Request:
Restate, word for word, all of the material shown below.

Material shown:
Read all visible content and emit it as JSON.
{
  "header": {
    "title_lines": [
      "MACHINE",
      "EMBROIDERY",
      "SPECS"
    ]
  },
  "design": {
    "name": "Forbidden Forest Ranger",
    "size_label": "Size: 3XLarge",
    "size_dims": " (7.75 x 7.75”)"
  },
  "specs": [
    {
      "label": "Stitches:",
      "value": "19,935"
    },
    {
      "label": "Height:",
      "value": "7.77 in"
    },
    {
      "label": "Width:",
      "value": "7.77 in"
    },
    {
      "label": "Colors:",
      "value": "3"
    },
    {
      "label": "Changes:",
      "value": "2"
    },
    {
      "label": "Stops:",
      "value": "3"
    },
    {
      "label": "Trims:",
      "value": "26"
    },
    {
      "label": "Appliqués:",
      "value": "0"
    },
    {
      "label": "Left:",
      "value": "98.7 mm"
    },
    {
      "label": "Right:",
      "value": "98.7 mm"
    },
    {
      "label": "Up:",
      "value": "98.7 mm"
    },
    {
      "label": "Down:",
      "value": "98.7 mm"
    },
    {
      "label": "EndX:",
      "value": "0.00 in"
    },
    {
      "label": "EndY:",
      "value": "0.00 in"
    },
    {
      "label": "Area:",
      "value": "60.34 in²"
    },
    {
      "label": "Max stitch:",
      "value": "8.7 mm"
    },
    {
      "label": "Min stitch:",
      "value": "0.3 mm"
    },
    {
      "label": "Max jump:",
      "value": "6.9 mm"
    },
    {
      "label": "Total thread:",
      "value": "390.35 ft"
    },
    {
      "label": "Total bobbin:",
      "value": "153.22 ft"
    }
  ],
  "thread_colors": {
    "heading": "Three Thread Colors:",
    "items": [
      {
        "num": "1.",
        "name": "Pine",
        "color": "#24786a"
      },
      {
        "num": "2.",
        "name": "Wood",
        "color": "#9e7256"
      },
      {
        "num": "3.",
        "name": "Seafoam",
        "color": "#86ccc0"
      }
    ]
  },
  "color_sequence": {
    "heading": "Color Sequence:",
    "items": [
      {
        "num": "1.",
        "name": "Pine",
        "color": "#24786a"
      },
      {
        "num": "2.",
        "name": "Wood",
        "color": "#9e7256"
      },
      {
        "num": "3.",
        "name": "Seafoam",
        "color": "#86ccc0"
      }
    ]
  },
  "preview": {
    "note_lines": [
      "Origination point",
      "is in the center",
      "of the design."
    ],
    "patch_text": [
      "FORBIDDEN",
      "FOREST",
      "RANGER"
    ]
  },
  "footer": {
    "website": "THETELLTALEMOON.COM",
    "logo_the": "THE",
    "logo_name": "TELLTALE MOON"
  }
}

Response to this task:
Read all visible content and emit it as JSON.
{
  "header": {
    "title_lines": [
      "MACHINE",
      "EMBROIDERY",
      "SPECS"
    ]
  },
  "design": {
    "name": "Forbidden Forest Ranger",
    "size_label": "Size: 3XLarge",
    "size_dims": " (7.75 x 7.75”)"
  },
  "specs": [
    {
      "label": "Stitches:",
      "value": "19,935"
    },
    {
      "label": "Height:",
      "value": "7.77 in"
    },
    {
      "label": "Width:",
      "value": "7.77 in"
    },
    {
      "label": "Colors:",
      "value": "3"
    },
    {
      "label": "Changes:",
      "value": "2"
    },
    {
      "label": "Stops:",
      "value": "3"
    },
    {
      "label": "Trims:",
      "value": "26"
    },
    {
      "label": "Appliqués:",
      "value": "0"
    },
    {
      "label": "Left:",
      "value": "98.7 mm"
    },
    {
      "label": "Right:",
      "value": "98.7 mm"
    },
    {
      "label": "Up:",
      "value": "98.7 mm"
    },
    {
      "label": "Down:",
      "value": "98.7 mm"
    },
    {
      "label": "EndX:",
      "value": "0.00 in"
    },
    {
      "label": "EndY:",
      "value": "0.00 in"
    },
    {
      "label": "Area:",
      "value": "60.34 in²"
    },
    {
      "label": "Max stitch:",
      "value": "8.7 mm"
    },
    {
      "label": "Min stitch:",
      "value": "0.3 mm"
    },
    {
      "label": "Max jump:",
      "value": "6.9 mm"
    },
    {
      "label": "Total thread:",
      "value": "390.35 ft"
    },
    {
      "label": "Total bobbin:",
      "value": "153.22 ft"
    }
  ],
  "thread_colors": {
    "heading": "Three Thread Colors:",
    "items": [
      {
        "num": "1.",
        "name": "Pine",
        "color": "#24786a"
      },
      {
        "num": "2.",
        "name": "Wood",
        "color": "#9e7256"
      },
      {
        "num": "3.",
        "name": "Seafoam",
        "color": "#86ccc0"
      }
    ]
  },
  "color_sequence": {
    "heading": "Color Sequence:",
    "items": [
      {
        "num": "1.",
        "name": "Pine",
        "color": "#24786a"
      },
      {
        "num": "2.",
        "name": "Wood",
        "color": "#9e7256"
      },
      {
        "num": "3.",
        "name": "Seafoam",
        "color": "#86ccc0"
      }
    ]
  },
  "preview": {
    "note_lines": [
      "Origination point",
      "is in the center",
      "of the design."
    ],
    "patch_text": [
      "FORBIDDEN",
      "FOREST",
      "RANGER"
    ]
  },
  "footer": {
    "website": "THETELLTALEMOON.COM",
    "logo_the": "THE",
    "logo_name": "TELLTALE MOON"
  }
}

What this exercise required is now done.